---------- Aangeleverd materiaal
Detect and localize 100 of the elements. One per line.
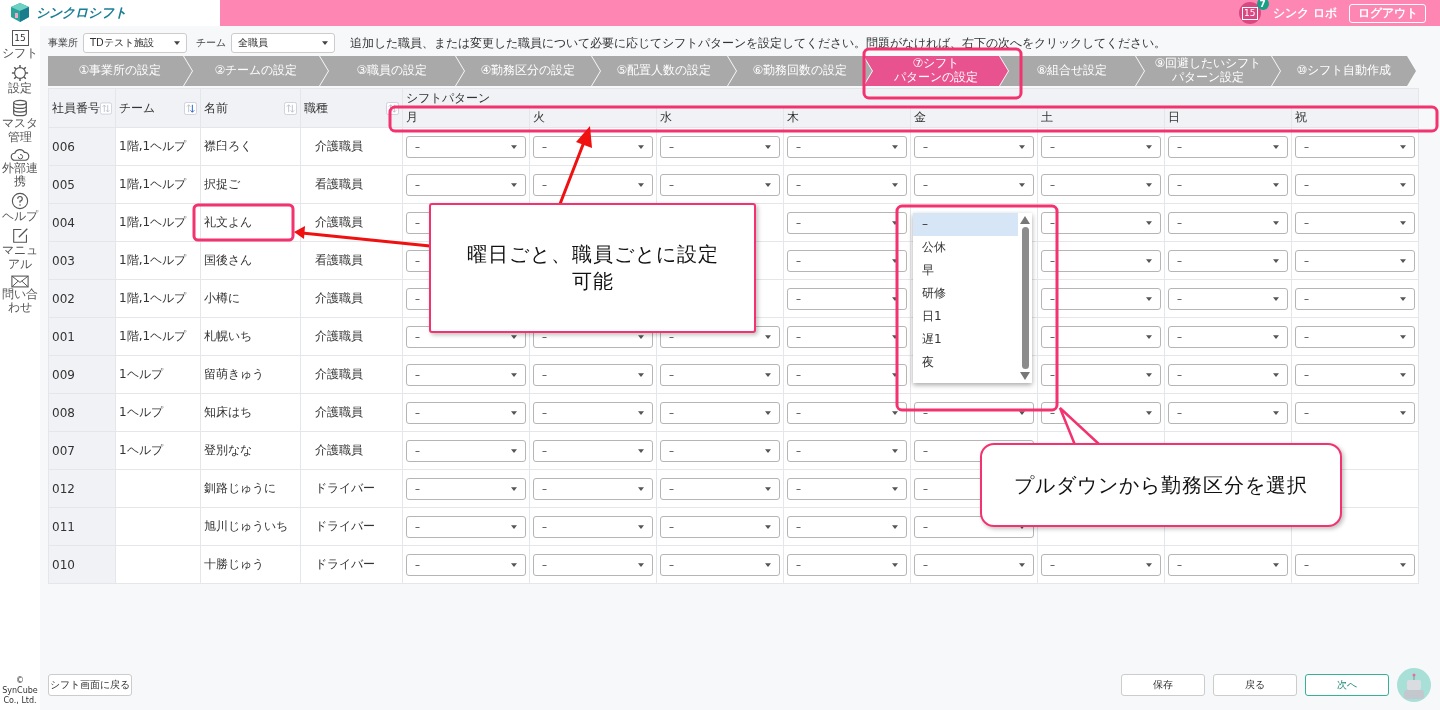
shift-select[interactable]: – — [406, 363, 526, 386]
dropdown-option[interactable]: 公休 — [913, 236, 1018, 259]
shift-select[interactable]: – — [1168, 287, 1288, 310]
caret-icon — [765, 486, 771, 491]
shift-select[interactable]: – — [1295, 363, 1415, 386]
shift-select[interactable]: – — [787, 325, 907, 348]
shift-select[interactable]: – — [660, 439, 780, 462]
filter-select[interactable]: 全職員 — [231, 33, 335, 53]
shift-select[interactable]: – — [787, 401, 907, 424]
shift-select[interactable]: – — [406, 515, 526, 538]
shift-select[interactable]: – — [1295, 173, 1415, 196]
shift-select[interactable]: – — [1041, 401, 1161, 424]
column-header[interactable]: チーム — [119, 99, 155, 117]
shift-select[interactable]: – — [1168, 363, 1288, 386]
shift-select[interactable]: – — [1168, 401, 1288, 424]
shift-select[interactable]: – — [533, 363, 653, 386]
shift-select[interactable]: – — [1041, 363, 1161, 386]
filter-select[interactable]: TDテスト施設 — [83, 33, 187, 53]
footer-button[interactable]: 次へ — [1305, 674, 1389, 696]
shift-select[interactable]: – — [660, 477, 780, 500]
sidebar-item[interactable]: マニュアル — [0, 227, 40, 271]
shift-select[interactable]: – — [1168, 211, 1288, 234]
table-cell: 1ヘルプ — [115, 431, 201, 470]
shift-select[interactable]: – — [1041, 249, 1161, 272]
shift-select[interactable]: – — [1295, 211, 1415, 234]
shift-select[interactable]: – — [1168, 325, 1288, 348]
table-cell: 介護職員 — [300, 355, 403, 394]
shift-select[interactable]: – — [914, 173, 1034, 196]
shift-select[interactable]: – — [406, 135, 526, 158]
shift-select[interactable]: – — [1041, 211, 1161, 234]
caret-icon — [1019, 562, 1025, 567]
sidebar-item[interactable]: ヘルプ — [0, 192, 40, 224]
shift-select[interactable]: – — [1041, 553, 1161, 576]
dropdown-option[interactable]: 日1 — [913, 305, 1018, 328]
shift-select[interactable]: – — [660, 173, 780, 196]
calendar-icon[interactable]: 15 — [1238, 2, 1261, 24]
shift-select[interactable]: – — [787, 249, 907, 272]
sidebar-item[interactable]: 外部連携 — [0, 147, 40, 189]
caret-icon — [1400, 258, 1406, 263]
shift-select[interactable]: – — [406, 173, 526, 196]
shift-select[interactable]: – — [1168, 135, 1288, 158]
dropdown-option[interactable]: 早 — [913, 259, 1018, 282]
shift-select[interactable]: – — [533, 515, 653, 538]
shift-select[interactable]: – — [533, 135, 653, 158]
shift-select[interactable]: – — [406, 477, 526, 500]
shift-select[interactable]: – — [533, 173, 653, 196]
shift-select[interactable]: – — [787, 135, 907, 158]
shift-select[interactable]: – — [1295, 249, 1415, 272]
column-header[interactable]: 職種 — [304, 99, 328, 117]
shift-select[interactable]: – — [1041, 135, 1161, 158]
shift-select[interactable]: – — [1295, 287, 1415, 310]
shift-select[interactable]: – — [787, 439, 907, 462]
dropdown-option[interactable]: – — [913, 213, 1018, 236]
table-cell: 1階,1ヘルプ — [115, 317, 201, 356]
shift-select[interactable]: – — [533, 401, 653, 424]
sidebar-item[interactable]: 15 シフト — [0, 30, 40, 61]
shift-select[interactable]: – — [1168, 249, 1288, 272]
shift-select[interactable]: – — [1295, 401, 1415, 424]
shift-select[interactable]: – — [1168, 173, 1288, 196]
scroll-up-icon[interactable] — [1020, 216, 1030, 224]
footer-button[interactable]: 戻る — [1213, 674, 1297, 696]
shift-select[interactable]: – — [787, 477, 907, 500]
shift-select[interactable]: – — [406, 401, 526, 424]
footer-button[interactable]: 保存 — [1121, 674, 1205, 696]
scroll-down-icon[interactable] — [1020, 372, 1030, 380]
shift-select[interactable]: – — [1168, 553, 1288, 576]
shift-select[interactable]: – — [660, 553, 780, 576]
table-cell: 1階,1ヘルプ — [115, 241, 201, 280]
shift-select[interactable]: – — [533, 439, 653, 462]
column-header[interactable]: 名前 — [204, 99, 228, 117]
back-to-shift-button[interactable]: シフト画面に戻る — [48, 674, 132, 696]
table-cell: 留萌きゅう — [200, 355, 301, 394]
table-cell: 介護職員 — [300, 431, 403, 470]
dropdown-option[interactable]: 夜 — [913, 351, 1018, 374]
shift-select[interactable]: – — [787, 287, 907, 310]
shift-select[interactable]: – — [914, 553, 1034, 576]
shift-select[interactable]: – — [660, 515, 780, 538]
shift-select[interactable]: – — [533, 477, 653, 500]
shift-select[interactable]: – — [787, 363, 907, 386]
shift-select[interactable]: – — [660, 401, 780, 424]
shift-select[interactable]: – — [1295, 325, 1415, 348]
shift-select[interactable]: – — [914, 135, 1034, 158]
shift-select[interactable]: – — [1295, 553, 1415, 576]
sidebar-item[interactable]: 設定 — [0, 64, 40, 96]
shift-select[interactable]: – — [787, 211, 907, 234]
sidebar-item[interactable]: 問い合わせ — [0, 274, 40, 315]
shift-select[interactable]: – — [1041, 325, 1161, 348]
shift-select[interactable]: – — [406, 553, 526, 576]
shift-select[interactable]: – — [533, 553, 653, 576]
shift-select[interactable]: – — [660, 363, 780, 386]
shift-select[interactable]: – — [787, 173, 907, 196]
sidebar-item[interactable]: マスタ管理 — [0, 99, 40, 144]
shift-select[interactable]: – — [406, 439, 526, 462]
shift-select[interactable]: – — [1041, 173, 1161, 196]
shift-select[interactable]: – — [787, 515, 907, 538]
shift-select[interactable]: – — [1041, 287, 1161, 310]
shift-select[interactable]: – — [787, 553, 907, 576]
shift-select[interactable]: – — [1295, 135, 1415, 158]
sort-icon[interactable] — [184, 101, 197, 115]
shift-select[interactable]: – — [660, 135, 780, 158]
--------------------
■ Opdracht
Geef alle regels hierboven letterlijk weer, maar laat de afbeelding weg.

■ Eindresultaat
Detect and localize 100 of the elements. One per line.
shift-select[interactable]: – — [406, 363, 526, 386]
dropdown-option[interactable]: 公休 — [913, 236, 1018, 259]
shift-select[interactable]: – — [1168, 287, 1288, 310]
caret-icon — [765, 486, 771, 491]
shift-select[interactable]: – — [1295, 363, 1415, 386]
shift-select[interactable]: – — [787, 325, 907, 348]
shift-select[interactable]: – — [660, 439, 780, 462]
filter-select[interactable]: 全職員 — [231, 33, 335, 53]
shift-select[interactable]: – — [787, 401, 907, 424]
shift-select[interactable]: – — [406, 515, 526, 538]
shift-select[interactable]: – — [1295, 173, 1415, 196]
shift-select[interactable]: – — [1041, 401, 1161, 424]
column-header[interactable]: チーム — [119, 99, 155, 117]
shift-select[interactable]: – — [1168, 363, 1288, 386]
shift-select[interactable]: – — [1168, 401, 1288, 424]
shift-select[interactable]: – — [533, 363, 653, 386]
shift-select[interactable]: – — [1041, 363, 1161, 386]
filter-select[interactable]: TDテスト施設 — [83, 33, 187, 53]
footer-button[interactable]: 次へ — [1305, 674, 1389, 696]
shift-select[interactable]: – — [660, 477, 780, 500]
sidebar-item[interactable]: マニュアル — [0, 227, 40, 271]
shift-select[interactable]: – — [1168, 211, 1288, 234]
table-cell: 1ヘルプ — [115, 431, 201, 470]
shift-select[interactable]: – — [1041, 249, 1161, 272]
shift-select[interactable]: – — [1295, 211, 1415, 234]
shift-select[interactable]: – — [1168, 325, 1288, 348]
table-cell: 介護職員 — [300, 355, 403, 394]
shift-select[interactable]: – — [914, 173, 1034, 196]
shift-select[interactable]: – — [406, 135, 526, 158]
shift-select[interactable]: – — [1041, 211, 1161, 234]
caret-icon — [1019, 562, 1025, 567]
sidebar-item[interactable]: ヘルプ — [0, 192, 40, 224]
shift-select[interactable]: – — [1041, 553, 1161, 576]
dropdown-option[interactable]: 日1 — [913, 305, 1018, 328]
shift-select[interactable]: – — [660, 173, 780, 196]
calendar-icon[interactable]: 15 — [1238, 2, 1261, 24]
shift-select[interactable]: – — [787, 249, 907, 272]
sidebar-item[interactable]: 外部連携 — [0, 147, 40, 189]
caret-icon — [1400, 258, 1406, 263]
shift-select[interactable]: – — [406, 173, 526, 196]
shift-select[interactable]: – — [1168, 135, 1288, 158]
dropdown-option[interactable]: 早 — [913, 259, 1018, 282]
shift-select[interactable]: – — [533, 515, 653, 538]
shift-select[interactable]: – — [533, 135, 653, 158]
shift-select[interactable]: – — [406, 477, 526, 500]
shift-select[interactable]: – — [533, 173, 653, 196]
shift-select[interactable]: – — [787, 135, 907, 158]
shift-select[interactable]: – — [1295, 249, 1415, 272]
column-header[interactable]: 職種 — [304, 99, 328, 117]
shift-select[interactable]: – — [1041, 135, 1161, 158]
shift-select[interactable]: – — [1295, 287, 1415, 310]
shift-select[interactable]: – — [787, 439, 907, 462]
dropdown-option[interactable]: – — [913, 213, 1018, 236]
table-cell: 1階,1ヘルプ — [115, 317, 201, 356]
shift-select[interactable]: – — [533, 401, 653, 424]
sidebar-item[interactable]: 15 シフト — [0, 30, 40, 61]
shift-select[interactable]: – — [1168, 249, 1288, 272]
shift-select[interactable]: – — [1295, 401, 1415, 424]
shift-select[interactable]: – — [1168, 173, 1288, 196]
scroll-up-icon[interactable] — [1020, 216, 1030, 224]
footer-button[interactable]: 戻る — [1213, 674, 1297, 696]
shift-select[interactable]: – — [787, 477, 907, 500]
shift-select[interactable]: – — [406, 401, 526, 424]
footer-button[interactable]: 保存 — [1121, 674, 1205, 696]
scroll-down-icon[interactable] — [1020, 372, 1030, 380]
shift-select[interactable]: – — [1168, 553, 1288, 576]
shift-select[interactable]: – — [660, 553, 780, 576]
table-cell: 1階,1ヘルプ — [115, 241, 201, 280]
shift-select[interactable]: – — [533, 439, 653, 462]
column-header[interactable]: 名前 — [204, 99, 228, 117]
back-to-shift-button[interactable]: シフト画面に戻る — [48, 674, 132, 696]
table-cell: 留萌きゅう — [200, 355, 301, 394]
table-cell: 介護職員 — [300, 431, 403, 470]
dropdown-option[interactable]: 夜 — [913, 351, 1018, 374]
shift-select[interactable]: – — [787, 287, 907, 310]
shift-select[interactable]: – — [914, 553, 1034, 576]
shift-select[interactable]: – — [660, 515, 780, 538]
shift-select[interactable]: – — [533, 477, 653, 500]
shift-select[interactable]: – — [787, 363, 907, 386]
shift-select[interactable]: – — [660, 401, 780, 424]
shift-select[interactable]: – — [1295, 325, 1415, 348]
shift-select[interactable]: – — [914, 135, 1034, 158]
shift-select[interactable]: – — [1295, 553, 1415, 576]
sidebar-item[interactable]: 設定 — [0, 64, 40, 96]
shift-select[interactable]: – — [787, 211, 907, 234]
sidebar-item[interactable]: 問い合わせ — [0, 274, 40, 315]
shift-select[interactable]: – — [1041, 325, 1161, 348]
shift-select[interactable]: – — [406, 553, 526, 576]
shift-select[interactable]: – — [533, 553, 653, 576]
shift-select[interactable]: – — [660, 363, 780, 386]
shift-select[interactable]: – — [787, 173, 907, 196]
sidebar-item[interactable]: マスタ管理 — [0, 99, 40, 144]
shift-select[interactable]: – — [406, 439, 526, 462]
shift-select[interactable]: – — [1041, 173, 1161, 196]
shift-select[interactable]: – — [787, 515, 907, 538]
shift-select[interactable]: – — [1041, 287, 1161, 310]
shift-select[interactable]: – — [787, 553, 907, 576]
shift-select[interactable]: – — [1295, 135, 1415, 158]
sort-icon[interactable] — [184, 101, 197, 115]
shift-select[interactable]: – — [660, 135, 780, 158]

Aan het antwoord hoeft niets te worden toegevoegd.